→ **Data shown**
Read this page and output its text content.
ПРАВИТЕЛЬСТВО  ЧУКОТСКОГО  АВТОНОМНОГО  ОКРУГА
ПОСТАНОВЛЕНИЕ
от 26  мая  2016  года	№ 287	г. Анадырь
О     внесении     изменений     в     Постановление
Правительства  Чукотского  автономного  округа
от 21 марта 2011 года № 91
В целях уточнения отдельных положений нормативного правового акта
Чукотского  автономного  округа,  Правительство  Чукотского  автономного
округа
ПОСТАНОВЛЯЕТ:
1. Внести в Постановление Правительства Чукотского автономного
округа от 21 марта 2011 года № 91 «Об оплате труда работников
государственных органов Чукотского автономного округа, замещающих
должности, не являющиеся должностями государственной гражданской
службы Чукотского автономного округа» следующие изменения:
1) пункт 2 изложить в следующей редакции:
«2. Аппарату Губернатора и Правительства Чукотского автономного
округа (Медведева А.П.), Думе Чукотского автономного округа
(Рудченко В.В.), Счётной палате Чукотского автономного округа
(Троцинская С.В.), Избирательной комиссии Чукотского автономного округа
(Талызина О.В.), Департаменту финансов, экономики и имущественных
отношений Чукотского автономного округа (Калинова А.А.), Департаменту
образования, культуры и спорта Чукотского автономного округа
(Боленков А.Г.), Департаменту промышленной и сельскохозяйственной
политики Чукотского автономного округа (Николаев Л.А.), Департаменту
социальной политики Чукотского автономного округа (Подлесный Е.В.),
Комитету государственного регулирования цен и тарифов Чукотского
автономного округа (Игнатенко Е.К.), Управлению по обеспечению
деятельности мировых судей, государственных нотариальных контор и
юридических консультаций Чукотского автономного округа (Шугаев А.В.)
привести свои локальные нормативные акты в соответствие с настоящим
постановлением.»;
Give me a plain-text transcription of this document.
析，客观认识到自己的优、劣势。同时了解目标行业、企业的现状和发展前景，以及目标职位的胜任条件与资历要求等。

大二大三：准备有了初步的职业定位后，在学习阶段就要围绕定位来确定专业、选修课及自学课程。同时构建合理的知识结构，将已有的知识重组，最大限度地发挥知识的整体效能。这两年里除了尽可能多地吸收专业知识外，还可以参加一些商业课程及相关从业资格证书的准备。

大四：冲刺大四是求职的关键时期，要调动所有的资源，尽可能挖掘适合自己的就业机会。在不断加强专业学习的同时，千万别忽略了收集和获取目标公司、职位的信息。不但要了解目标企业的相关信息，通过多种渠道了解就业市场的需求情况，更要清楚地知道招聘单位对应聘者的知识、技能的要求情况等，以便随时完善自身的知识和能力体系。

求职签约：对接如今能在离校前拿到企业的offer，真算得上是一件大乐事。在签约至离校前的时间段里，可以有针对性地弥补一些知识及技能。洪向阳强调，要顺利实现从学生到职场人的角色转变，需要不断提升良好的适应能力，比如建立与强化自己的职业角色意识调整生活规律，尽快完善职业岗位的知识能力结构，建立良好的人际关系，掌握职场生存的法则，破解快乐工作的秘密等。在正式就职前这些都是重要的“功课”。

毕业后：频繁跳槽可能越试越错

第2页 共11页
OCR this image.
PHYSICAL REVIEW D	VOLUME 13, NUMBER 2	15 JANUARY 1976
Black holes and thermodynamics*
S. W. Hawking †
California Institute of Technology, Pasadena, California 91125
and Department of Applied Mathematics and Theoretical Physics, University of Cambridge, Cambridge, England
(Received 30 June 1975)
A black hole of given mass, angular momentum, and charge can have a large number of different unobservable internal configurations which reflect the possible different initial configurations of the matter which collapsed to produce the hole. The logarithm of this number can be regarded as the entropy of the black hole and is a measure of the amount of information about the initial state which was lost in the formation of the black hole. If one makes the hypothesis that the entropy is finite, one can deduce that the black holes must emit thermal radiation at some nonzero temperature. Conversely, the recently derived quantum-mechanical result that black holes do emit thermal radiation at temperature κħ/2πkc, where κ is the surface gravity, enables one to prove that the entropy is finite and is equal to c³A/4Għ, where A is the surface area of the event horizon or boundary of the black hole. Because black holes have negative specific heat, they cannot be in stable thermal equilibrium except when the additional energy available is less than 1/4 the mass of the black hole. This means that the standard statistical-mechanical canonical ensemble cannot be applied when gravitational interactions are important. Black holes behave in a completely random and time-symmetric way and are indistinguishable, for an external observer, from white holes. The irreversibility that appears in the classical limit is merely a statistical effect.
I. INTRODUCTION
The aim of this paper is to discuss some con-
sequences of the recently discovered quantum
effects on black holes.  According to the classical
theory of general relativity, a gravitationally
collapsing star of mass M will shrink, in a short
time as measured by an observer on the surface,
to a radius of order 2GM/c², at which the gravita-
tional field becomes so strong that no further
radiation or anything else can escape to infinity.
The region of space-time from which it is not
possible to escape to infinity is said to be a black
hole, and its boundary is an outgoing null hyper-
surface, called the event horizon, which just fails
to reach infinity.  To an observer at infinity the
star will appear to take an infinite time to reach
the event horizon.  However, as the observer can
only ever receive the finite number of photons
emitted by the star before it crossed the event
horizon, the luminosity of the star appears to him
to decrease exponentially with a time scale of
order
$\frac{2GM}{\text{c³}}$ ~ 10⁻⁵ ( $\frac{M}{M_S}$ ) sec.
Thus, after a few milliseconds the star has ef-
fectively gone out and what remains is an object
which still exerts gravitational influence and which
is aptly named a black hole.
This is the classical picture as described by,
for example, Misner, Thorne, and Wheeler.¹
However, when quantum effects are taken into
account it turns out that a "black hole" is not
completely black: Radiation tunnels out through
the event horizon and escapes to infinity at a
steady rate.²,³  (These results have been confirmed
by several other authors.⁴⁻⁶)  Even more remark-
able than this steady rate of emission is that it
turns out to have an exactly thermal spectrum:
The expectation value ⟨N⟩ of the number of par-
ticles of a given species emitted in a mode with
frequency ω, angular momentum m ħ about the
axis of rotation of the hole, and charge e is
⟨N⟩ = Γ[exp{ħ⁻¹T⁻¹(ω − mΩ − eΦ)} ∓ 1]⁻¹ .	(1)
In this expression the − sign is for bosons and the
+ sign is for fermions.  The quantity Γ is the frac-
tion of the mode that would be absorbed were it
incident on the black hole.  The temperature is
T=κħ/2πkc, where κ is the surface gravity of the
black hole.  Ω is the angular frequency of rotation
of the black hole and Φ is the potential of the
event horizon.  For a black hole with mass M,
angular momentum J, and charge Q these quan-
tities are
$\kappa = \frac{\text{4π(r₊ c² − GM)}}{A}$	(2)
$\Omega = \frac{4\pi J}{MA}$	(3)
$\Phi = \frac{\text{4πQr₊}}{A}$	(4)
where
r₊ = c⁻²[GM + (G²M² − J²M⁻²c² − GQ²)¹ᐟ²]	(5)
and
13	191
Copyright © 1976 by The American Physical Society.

→ **What is asked**
Find the lines holding "However" and list every one.

→ **Solved exercise**
the event horizon.  However, as the observer can
However, when quantum effects are taken into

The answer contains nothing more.